## 原文
**********

原文: https://www.miriamheiss.com/posts/graphing-with-ggplot/

ggplot() 函数对任何数据科学家都是必不可少的, ta是一种非常简单的绘图函数。刚开始接触可能看起来很难, 不过不要害怕,因为一旦学了基础知识,一切都会变得清晰! 让我们开始!

准备

在这里,我需要导入本节需要的包。 tidyverse 包括八个包,其中之一是 ggplot2primer.data包 拥有比R 内置的更多的数据集。

library(ggplot2)
library(primer.data) #准备数据
library(showtext)
## Loading required package: sysfonts
## Loading required package: showtextdb
showtext_auto()  #显示中文

画布gglot

画画需要画布,对于数据分析的绘图也是同理。导入相关R包后, 用ggplot函数构造一个画布。因为还没设定数据,所以这是一个空画布

ggplot()

我们将使用nhanes数据集,传入数据的代码ggplot(data=nhanes)

ggplot(data=nhanes)

画布看起来依然是空白的,不要紧张。理解这个之前类比PS这类绘图软件,将修图工作看做是很多个图层的叠加。现在我们使用时依然在最底层的ggplot图层,在ggplot函数内添加mapping=aes()参数,准备添加x轴、y轴、color。的图层。

Aesthetic mappings审美映射。

ggplot(data=nhanes,
       mapping=aes())

**********

## 练习 1
请从条目中含有"Patent image size: (726, 655)."的那一行开始，一直到含有"The projections 3c is at (480, 412)."的那一行，把这些行原样抄写下来，首尾两行都包括在内。

## 所给条目
**********

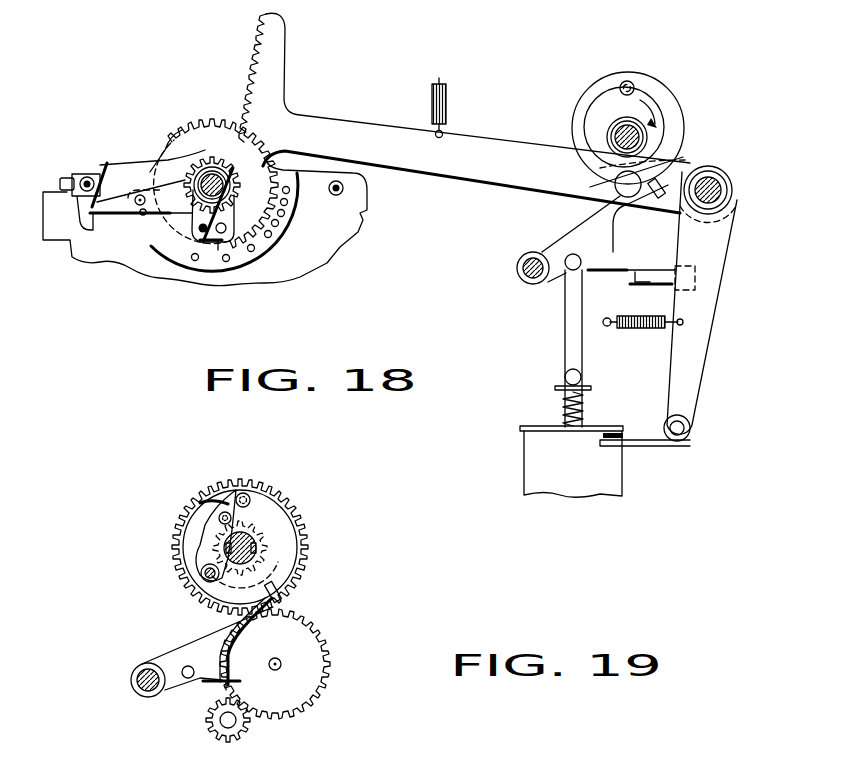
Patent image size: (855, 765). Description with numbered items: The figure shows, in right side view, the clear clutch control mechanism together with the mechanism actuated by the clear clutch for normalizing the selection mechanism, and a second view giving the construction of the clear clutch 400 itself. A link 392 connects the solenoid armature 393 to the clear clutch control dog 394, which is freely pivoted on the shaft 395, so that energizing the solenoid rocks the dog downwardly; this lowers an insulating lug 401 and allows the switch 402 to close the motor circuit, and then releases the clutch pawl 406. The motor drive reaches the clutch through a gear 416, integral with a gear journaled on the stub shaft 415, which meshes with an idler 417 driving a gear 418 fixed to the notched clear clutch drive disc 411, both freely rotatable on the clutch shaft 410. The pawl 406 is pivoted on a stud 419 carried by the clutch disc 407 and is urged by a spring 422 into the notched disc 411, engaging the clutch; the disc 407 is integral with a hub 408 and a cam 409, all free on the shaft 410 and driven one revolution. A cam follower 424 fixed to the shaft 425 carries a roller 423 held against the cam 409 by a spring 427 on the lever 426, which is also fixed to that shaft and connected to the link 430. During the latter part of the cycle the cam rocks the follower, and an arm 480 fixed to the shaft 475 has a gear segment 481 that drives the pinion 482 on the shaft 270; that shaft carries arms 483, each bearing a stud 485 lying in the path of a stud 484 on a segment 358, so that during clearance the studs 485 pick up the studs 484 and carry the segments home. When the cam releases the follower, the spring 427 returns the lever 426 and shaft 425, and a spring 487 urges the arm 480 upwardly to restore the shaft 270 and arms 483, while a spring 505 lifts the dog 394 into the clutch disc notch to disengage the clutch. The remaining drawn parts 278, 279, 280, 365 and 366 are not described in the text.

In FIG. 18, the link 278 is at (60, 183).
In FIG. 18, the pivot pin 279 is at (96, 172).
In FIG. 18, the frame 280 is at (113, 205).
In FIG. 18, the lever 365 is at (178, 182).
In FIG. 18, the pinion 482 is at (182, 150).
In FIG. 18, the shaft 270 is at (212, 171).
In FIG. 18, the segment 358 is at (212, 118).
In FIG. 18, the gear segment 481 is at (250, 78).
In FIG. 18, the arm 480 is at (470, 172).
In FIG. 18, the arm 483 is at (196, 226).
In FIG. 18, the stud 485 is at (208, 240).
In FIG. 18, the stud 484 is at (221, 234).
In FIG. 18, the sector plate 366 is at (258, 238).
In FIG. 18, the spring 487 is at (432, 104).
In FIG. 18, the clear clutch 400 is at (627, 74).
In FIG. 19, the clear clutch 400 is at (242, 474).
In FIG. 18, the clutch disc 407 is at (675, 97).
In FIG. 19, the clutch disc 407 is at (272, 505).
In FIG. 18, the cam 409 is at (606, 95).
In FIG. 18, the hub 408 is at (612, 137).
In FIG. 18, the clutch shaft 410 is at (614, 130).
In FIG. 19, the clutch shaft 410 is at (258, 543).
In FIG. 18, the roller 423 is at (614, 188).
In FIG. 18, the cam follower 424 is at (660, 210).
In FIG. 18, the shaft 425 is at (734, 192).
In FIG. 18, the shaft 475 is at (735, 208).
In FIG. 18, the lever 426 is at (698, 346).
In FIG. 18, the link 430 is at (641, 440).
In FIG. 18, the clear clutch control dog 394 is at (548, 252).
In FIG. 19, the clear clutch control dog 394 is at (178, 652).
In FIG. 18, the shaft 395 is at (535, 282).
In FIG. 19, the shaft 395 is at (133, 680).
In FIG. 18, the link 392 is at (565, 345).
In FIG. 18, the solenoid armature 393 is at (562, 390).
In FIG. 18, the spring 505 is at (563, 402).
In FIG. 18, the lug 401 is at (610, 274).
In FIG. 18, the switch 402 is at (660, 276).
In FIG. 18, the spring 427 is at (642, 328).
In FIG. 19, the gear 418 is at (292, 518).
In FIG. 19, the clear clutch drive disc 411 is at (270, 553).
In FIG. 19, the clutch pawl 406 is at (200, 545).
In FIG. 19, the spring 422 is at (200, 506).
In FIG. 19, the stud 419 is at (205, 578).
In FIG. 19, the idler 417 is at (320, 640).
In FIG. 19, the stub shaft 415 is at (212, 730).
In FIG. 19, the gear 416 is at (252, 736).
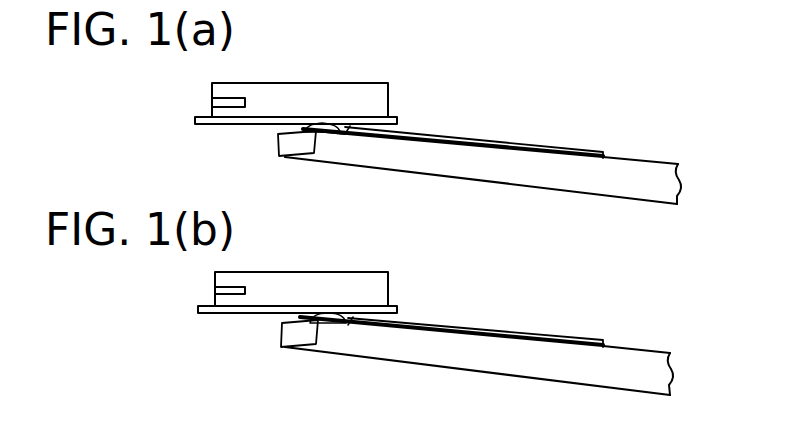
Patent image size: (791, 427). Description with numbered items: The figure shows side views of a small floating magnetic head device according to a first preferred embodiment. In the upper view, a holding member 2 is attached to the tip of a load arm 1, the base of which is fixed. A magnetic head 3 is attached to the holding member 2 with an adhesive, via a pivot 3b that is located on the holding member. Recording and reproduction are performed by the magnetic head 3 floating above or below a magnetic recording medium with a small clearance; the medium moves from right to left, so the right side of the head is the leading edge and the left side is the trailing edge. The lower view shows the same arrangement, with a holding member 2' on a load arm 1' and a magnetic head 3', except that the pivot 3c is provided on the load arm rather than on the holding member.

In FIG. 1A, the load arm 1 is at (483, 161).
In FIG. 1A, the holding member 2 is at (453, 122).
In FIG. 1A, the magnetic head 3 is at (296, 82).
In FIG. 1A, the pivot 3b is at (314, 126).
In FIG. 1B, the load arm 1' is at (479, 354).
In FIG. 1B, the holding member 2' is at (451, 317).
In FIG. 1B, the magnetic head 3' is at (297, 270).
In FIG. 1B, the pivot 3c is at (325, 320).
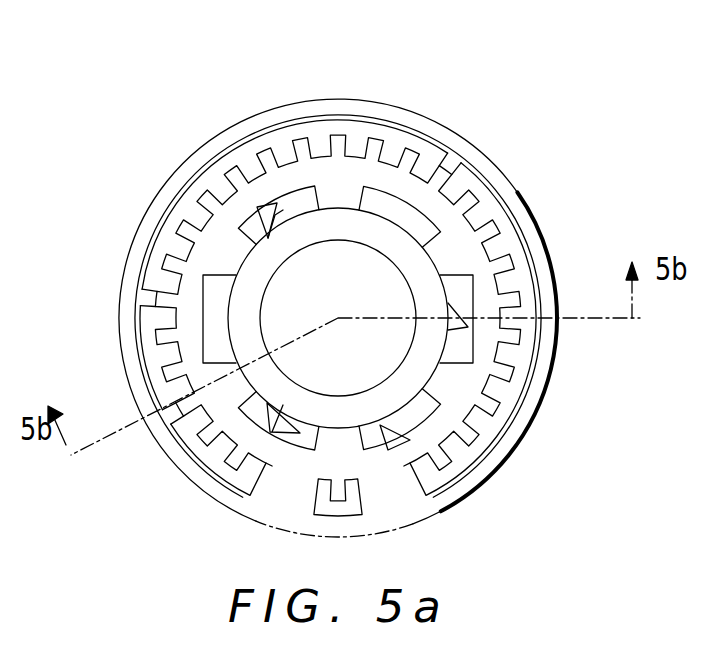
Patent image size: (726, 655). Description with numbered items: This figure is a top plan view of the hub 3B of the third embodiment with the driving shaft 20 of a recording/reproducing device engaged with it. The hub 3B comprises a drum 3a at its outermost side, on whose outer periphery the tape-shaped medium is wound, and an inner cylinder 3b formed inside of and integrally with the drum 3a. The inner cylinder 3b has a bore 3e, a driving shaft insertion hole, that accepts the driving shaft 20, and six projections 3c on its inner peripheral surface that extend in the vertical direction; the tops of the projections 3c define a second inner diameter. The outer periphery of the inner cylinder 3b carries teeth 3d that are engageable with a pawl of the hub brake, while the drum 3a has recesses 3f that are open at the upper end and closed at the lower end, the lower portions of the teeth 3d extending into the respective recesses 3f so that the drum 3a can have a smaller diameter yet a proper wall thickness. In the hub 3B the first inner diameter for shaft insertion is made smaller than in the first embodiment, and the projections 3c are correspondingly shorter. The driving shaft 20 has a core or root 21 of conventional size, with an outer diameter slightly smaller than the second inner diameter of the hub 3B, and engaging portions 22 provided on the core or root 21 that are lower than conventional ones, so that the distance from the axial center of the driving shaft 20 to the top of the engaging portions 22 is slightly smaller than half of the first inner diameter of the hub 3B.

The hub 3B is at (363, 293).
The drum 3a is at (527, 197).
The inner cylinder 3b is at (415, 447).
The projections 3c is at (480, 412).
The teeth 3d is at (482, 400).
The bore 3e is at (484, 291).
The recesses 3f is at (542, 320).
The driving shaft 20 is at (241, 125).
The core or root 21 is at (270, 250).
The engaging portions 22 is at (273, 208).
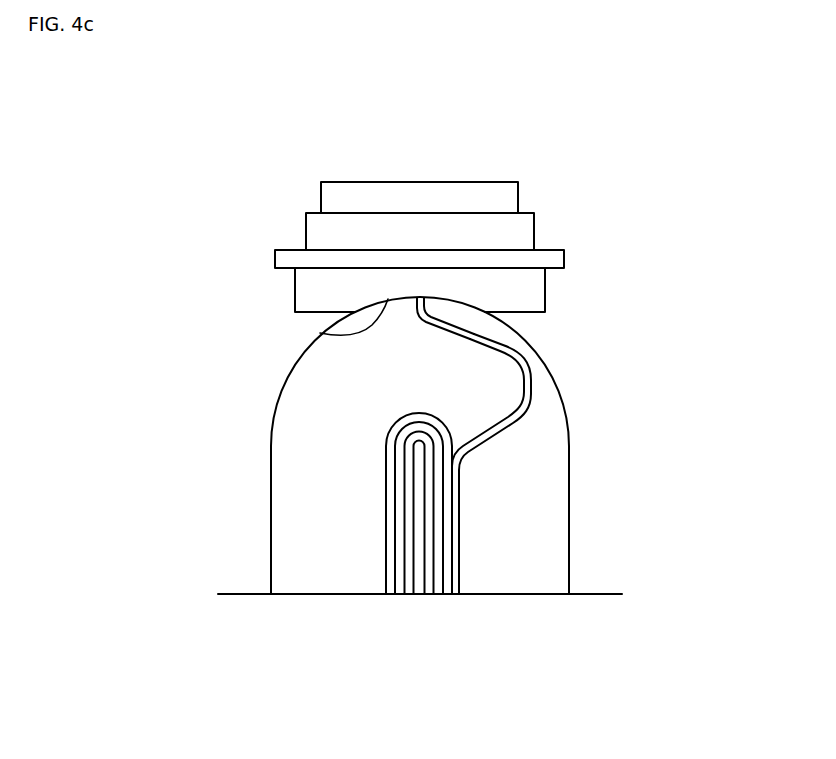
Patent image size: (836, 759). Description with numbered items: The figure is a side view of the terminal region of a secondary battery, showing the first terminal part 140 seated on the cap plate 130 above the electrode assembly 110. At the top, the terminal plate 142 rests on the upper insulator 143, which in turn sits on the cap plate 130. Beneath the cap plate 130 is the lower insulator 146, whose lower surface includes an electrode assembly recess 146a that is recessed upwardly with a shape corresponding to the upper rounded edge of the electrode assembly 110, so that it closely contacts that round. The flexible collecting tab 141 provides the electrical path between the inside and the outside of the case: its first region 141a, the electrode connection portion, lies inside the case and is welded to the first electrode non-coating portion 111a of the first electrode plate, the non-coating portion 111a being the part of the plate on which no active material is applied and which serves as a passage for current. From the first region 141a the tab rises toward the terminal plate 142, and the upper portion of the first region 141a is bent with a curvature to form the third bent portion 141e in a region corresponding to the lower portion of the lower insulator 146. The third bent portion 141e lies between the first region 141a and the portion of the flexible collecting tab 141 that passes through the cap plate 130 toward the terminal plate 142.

**********

## 练习 2
请将原文中从"原文: https://ww"开始、一直到"ta是一种非常简单的绘图函数。刚开始接触可能看起来很难, 不过不要害怕,因为一旦学了基础知识,一切都会变得清晰! 让我们开始!"的这段文字重写一遍，并把其中的"数据科学家"换成"数据分析师"。

## 参考答案 1
Patent image size: (726, 655). Description with numbered items: This figure is a top plan view of the hub 3B of the third embodiment with the driving shaft 20 of a recording/reproducing device engaged with it. The hub 3B comprises a drum 3a at its outermost side, on whose outer periphery the tape-shaped medium is wound, and an inner cylinder 3b formed inside of and integrally with the drum 3a. The inner cylinder 3b has a bore 3e, a driving shaft insertion hole, that accepts the driving shaft 20, and six projections 3c on its inner peripheral surface that extend in the vertical direction; the tops of the projections 3c define a second inner diameter. The outer periphery of the inner cylinder 3b carries teeth 3d that are engageable with a pawl of the hub brake, while the drum 3a has recesses 3f that are open at the upper end and closed at the lower end, the lower portions of the teeth 3d extending into the respective recesses 3f so that the drum 3a can have a smaller diameter yet a proper wall thickness. In the hub 3B the first inner diameter for shaft insertion is made smaller than in the first embodiment, and the projections 3c are correspondingly shorter. The driving shaft 20 has a core or root 21 of conventional size, with an outer diameter slightly smaller than the second inner diameter of the hub 3B, and engaging portions 22 provided on the core or root 21 that are lower than conventional ones, so that the distance from the axial center of the driving shaft 20 to the top of the engaging portions 22 is slightly smaller than half of the first inner diameter of the hub 3B.

The hub 3B is at (363, 293).
The drum 3a is at (527, 197).
The inner cylinder 3b is at (415, 447).
The projections 3c is at (480, 412).

## 参考答案 2
原文: https://www.miriamheiss.com/posts/graphing-with-ggplot/

ggplot() 函数对任何数据分析师都是必不可少的, ta是一种非常简单的绘图函数。刚开始接触可能看起来很难, 不过不要害怕,因为一旦学了基础知识,一切都会变得清晰! 让我们开始!